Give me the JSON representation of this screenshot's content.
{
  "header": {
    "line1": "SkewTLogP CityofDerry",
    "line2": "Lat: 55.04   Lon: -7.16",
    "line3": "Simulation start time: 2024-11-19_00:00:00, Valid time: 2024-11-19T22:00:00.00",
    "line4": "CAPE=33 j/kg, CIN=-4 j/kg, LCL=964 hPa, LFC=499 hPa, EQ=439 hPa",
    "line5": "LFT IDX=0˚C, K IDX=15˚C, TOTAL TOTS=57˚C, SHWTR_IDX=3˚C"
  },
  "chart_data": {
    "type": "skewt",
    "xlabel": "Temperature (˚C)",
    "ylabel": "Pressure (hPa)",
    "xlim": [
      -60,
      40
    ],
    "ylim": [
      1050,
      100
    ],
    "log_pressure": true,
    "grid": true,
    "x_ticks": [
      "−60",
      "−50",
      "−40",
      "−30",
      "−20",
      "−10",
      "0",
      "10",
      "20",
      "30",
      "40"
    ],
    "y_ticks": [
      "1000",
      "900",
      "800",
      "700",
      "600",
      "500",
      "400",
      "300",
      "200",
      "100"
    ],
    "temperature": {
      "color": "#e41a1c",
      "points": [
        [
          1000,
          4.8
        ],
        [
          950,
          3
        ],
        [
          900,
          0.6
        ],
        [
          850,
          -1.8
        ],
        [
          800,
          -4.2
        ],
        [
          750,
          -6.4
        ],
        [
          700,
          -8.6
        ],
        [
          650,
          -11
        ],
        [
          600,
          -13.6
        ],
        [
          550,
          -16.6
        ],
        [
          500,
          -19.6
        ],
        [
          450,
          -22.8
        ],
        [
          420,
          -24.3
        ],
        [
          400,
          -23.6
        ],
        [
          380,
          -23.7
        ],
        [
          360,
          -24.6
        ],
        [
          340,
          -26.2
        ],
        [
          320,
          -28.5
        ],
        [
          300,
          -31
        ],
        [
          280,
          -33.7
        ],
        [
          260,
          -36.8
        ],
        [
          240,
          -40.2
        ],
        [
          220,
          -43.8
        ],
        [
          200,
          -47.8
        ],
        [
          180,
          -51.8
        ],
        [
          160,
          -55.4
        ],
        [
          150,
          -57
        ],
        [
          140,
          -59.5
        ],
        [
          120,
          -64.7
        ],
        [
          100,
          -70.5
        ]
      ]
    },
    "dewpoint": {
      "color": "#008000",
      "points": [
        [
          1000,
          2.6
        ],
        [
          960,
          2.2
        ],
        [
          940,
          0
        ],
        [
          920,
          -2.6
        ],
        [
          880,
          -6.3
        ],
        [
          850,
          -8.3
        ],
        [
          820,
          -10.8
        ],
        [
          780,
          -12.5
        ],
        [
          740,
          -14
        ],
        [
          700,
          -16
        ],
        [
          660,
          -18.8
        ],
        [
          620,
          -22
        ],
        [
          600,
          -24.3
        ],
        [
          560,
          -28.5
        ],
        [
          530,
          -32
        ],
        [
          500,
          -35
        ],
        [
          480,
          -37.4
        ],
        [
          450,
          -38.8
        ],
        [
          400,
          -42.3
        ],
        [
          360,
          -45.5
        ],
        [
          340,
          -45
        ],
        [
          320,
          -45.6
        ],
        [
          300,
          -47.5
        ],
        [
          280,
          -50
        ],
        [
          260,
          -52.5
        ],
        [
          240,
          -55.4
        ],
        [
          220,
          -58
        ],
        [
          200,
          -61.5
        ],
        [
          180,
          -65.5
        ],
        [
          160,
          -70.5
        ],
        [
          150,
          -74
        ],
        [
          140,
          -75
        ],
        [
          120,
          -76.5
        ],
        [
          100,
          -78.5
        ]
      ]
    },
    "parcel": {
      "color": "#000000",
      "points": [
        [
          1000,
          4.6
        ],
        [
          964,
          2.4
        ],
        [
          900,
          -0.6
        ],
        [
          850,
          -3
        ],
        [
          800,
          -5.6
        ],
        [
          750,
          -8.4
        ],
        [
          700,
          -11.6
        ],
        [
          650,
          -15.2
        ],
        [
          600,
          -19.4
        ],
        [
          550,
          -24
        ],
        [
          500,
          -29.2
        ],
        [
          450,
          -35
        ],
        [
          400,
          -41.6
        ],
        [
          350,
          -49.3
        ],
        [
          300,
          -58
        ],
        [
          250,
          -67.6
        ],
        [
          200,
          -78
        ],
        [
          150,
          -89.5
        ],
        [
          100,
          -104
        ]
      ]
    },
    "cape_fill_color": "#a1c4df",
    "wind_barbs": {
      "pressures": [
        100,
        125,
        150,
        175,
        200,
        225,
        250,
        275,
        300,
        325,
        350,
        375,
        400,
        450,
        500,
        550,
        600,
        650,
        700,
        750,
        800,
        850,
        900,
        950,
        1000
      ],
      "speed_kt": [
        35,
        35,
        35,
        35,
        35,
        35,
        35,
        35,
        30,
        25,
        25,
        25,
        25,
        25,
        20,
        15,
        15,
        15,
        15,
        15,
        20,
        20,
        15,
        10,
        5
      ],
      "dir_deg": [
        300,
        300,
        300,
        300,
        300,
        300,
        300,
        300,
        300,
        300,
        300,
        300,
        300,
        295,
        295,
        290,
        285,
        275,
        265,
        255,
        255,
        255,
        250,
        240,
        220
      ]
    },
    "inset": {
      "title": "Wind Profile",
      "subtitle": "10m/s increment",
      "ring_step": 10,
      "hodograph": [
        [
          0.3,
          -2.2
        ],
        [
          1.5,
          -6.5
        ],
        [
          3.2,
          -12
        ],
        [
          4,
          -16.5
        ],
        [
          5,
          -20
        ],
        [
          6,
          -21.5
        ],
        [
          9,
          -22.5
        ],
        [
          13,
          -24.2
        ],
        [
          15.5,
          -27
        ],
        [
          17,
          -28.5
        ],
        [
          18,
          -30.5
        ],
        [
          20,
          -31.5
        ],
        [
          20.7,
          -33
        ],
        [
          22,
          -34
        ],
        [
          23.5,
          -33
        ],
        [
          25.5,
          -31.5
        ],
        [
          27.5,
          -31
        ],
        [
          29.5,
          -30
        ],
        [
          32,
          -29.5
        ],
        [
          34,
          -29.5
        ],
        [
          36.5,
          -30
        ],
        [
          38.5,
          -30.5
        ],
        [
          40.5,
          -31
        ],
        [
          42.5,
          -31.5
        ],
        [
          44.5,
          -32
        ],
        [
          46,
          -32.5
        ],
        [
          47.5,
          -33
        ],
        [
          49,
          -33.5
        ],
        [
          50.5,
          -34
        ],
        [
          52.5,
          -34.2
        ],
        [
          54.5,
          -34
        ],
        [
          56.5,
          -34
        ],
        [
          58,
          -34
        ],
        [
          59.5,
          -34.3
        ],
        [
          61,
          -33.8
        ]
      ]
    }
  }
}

—————

All of the entries should be written out again exactly.

• _Answer to the task_
Give me the JSON representation of this screenshot's content.
{
  "header": {
    "line1": "SkewTLogP CityofDerry",
    "line2": "Lat: 55.04   Lon: -7.16",
    "line3": "Simulation start time: 2024-11-19_00:00:00, Valid time: 2024-11-19T22:00:00.00",
    "line4": "CAPE=33 j/kg, CIN=-4 j/kg, LCL=964 hPa, LFC=499 hPa, EQ=439 hPa",
    "line5": "LFT IDX=0˚C, K IDX=15˚C, TOTAL TOTS=57˚C, SHWTR_IDX=3˚C"
  },
  "chart_data": {
    "type": "skewt",
    "xlabel": "Temperature (˚C)",
    "ylabel": "Pressure (hPa)",
    "xlim": [
      -60,
      40
    ],
    "ylim": [
      1050,
      100
    ],
    "log_pressure": true,
    "grid": true,
    "x_ticks": [
      "−60",
      "−50",
      "−40",
      "−30",
      "−20",
      "−10",
      "0",
      "10",
      "20",
      "30",
      "40"
    ],
    "y_ticks": [
      "1000",
      "900",
      "800",
      "700",
      "600",
      "500",
      "400",
      "300",
      "200",
      "100"
    ],
    "temperature": {
      "color": "#e41a1c",
      "points": [
        [
          1000,
          4.8
        ],
        [
          950,
          3
        ],
        [
          900,
          0.6
        ],
        [
          850,
          -1.8
        ],
        [
          800,
          -4.2
        ],
        [
          750,
          -6.4
        ],
        [
          700,
          -8.6
        ],
        [
          650,
          -11
        ],
        [
          600,
          -13.6
        ],
        [
          550,
          -16.6
        ],
        [
          500,
          -19.6
        ],
        [
          450,
          -22.8
        ],
        [
          420,
          -24.3
        ],
        [
          400,
          -23.6
        ],
        [
          380,
          -23.7
        ],
        [
          360,
          -24.6
        ],
        [
          340,
          -26.2
        ],
        [
          320,
          -28.5
        ],
        [
          300,
          -31
        ],
        [
          280,
          -33.7
        ],
        [
          260,
          -36.8
        ],
        [
          240,
          -40.2
        ],
        [
          220,
          -43.8
        ],
        [
          200,
          -47.8
        ],
        [
          180,
          -51.8
        ],
        [
          160,
          -55.4
        ],
        [
          150,
          -57
        ],
        [
          140,
          -59.5
        ],
        [
          120,
          -64.7
        ],
        [
          100,
          -70.5
        ]
      ]
    },
    "dewpoint": {
      "color": "#008000",
      "points": [
        [
          1000,
          2.6
        ],
        [
          960,
          2.2
        ],
        [
          940,
          0
        ],
        [
          920,
          -2.6
        ],
        [
          880,
          -6.3
        ],
        [
          850,
          -8.3
        ],
        [
          820,
          -10.8
        ],
        [
          780,
          -12.5
        ],
        [
          740,
          -14
        ],
        [
          700,
          -16
        ],
        [
          660,
          -18.8
        ],
        [
          620,
          -22
        ],
        [
          600,
          -24.3
        ],
        [
          560,
          -28.5
        ],
        [
          530,
          -32
        ],
        [
          500,
          -35
        ],
        [
          480,
          -37.4
        ],
        [
          450,
          -38.8
        ],
        [
          400,
          -42.3
        ],
        [
          360,
          -45.5
        ],
        [
          340,
          -45
        ],
        [
          320,
          -45.6
        ],
        [
          300,
          -47.5
        ],
        [
          280,
          -50
        ],
        [
          260,
          -52.5
        ],
        [
          240,
          -55.4
        ],
        [
          220,
          -58
        ],
        [
          200,
          -61.5
        ],
        [
          180,
          -65.5
        ],
        [
          160,
          -70.5
        ],
        [
          150,
          -74
        ],
        [
          140,
          -75
        ],
        [
          120,
          -76.5
        ],
        [
          100,
          -78.5
        ]
      ]
    },
    "parcel": {
      "color": "#000000",
      "points": [
        [
          1000,
          4.6
        ],
        [
          964,
          2.4
        ],
        [
          900,
          -0.6
        ],
        [
          850,
          -3
        ],
        [
          800,
          -5.6
        ],
        [
          750,
          -8.4
        ],
        [
          700,
          -11.6
        ],
        [
          650,
          -15.2
        ],
        [
          600,
          -19.4
        ],
        [
          550,
          -24
        ],
        [
          500,
          -29.2
        ],
        [
          450,
          -35
        ],
        [
          400,
          -41.6
        ],
        [
          350,
          -49.3
        ],
        [
          300,
          -58
        ],
        [
          250,
          -67.6
        ],
        [
          200,
          -78
        ],
        [
          150,
          -89.5
        ],
        [
          100,
          -104
        ]
      ]
    },
    "cape_fill_color": "#a1c4df",
    "wind_barbs": {
      "pressures": [
        100,
        125,
        150,
        175,
        200,
        225,
        250,
        275,
        300,
        325,
        350,
        375,
        400,
        450,
        500,
        550,
        600,
        650,
        700,
        750,
        800,
        850,
        900,
        950,
        1000
      ],
      "speed_kt": [
        35,
        35,
        35,
        35,
        35,
        35,
        35,
        35,
        30,
        25,
        25,
        25,
        25,
        25,
        20,
        15,
        15,
        15,
        15,
        15,
        20,
        20,
        15,
        10,
        5
      ],
      "dir_deg": [
        300,
        300,
        300,
        300,
        300,
        300,
        300,
        300,
        300,
        300,
        300,
        300,
        300,
        295,
        295,
        290,
        285,
        275,
        265,
        255,
        255,
        255,
        250,
        240,
        220
      ]
    },
    "inset": {
      "title": "Wind Profile",
      "subtitle": "10m/s increment",
      "ring_step": 10,
      "hodograph": [
        [
          0.3,
          -2.2
        ],
        [
          1.5,
          -6.5
        ],
        [
          3.2,
          -12
        ],
        [
          4,
          -16.5
        ],
        [
          5,
          -20
        ],
        [
          6,
          -21.5
        ],
        [
          9,
          -22.5
        ],
        [
          13,
          -24.2
        ],
        [
          15.5,
          -27
        ],
        [
          17,
          -28.5
        ],
        [
          18,
          -30.5
        ],
        [
          20,
          -31.5
        ],
        [
          20.7,
          -33
        ],
        [
          22,
          -34
        ],
        [
          23.5,
          -33
        ],
        [
          25.5,
          -31.5
        ],
        [
          27.5,
          -31
        ],
        [
          29.5,
          -30
        ],
        [
          32,
          -29.5
        ],
        [
          34,
          -29.5
        ],
        [
          36.5,
          -30
        ],
        [
          38.5,
          -30.5
        ],
        [
          40.5,
          -31
        ],
        [
          42.5,
          -31.5
        ],
        [
          44.5,
          -32
        ],
        [
          46,
          -32.5
        ],
        [
          47.5,
          -33
        ],
        [
          49,
          -33.5
        ],
        [
          50.5,
          -34
        ],
        [
          52.5,
          -34.2
        ],
        [
          54.5,
          -34
        ],
        [
          56.5,
          -34
        ],
        [
          58,
          -34
        ],
        [
          59.5,
          -34.3
        ],
        [
          61,
          -33.8
        ]
      ]
    }
  }
}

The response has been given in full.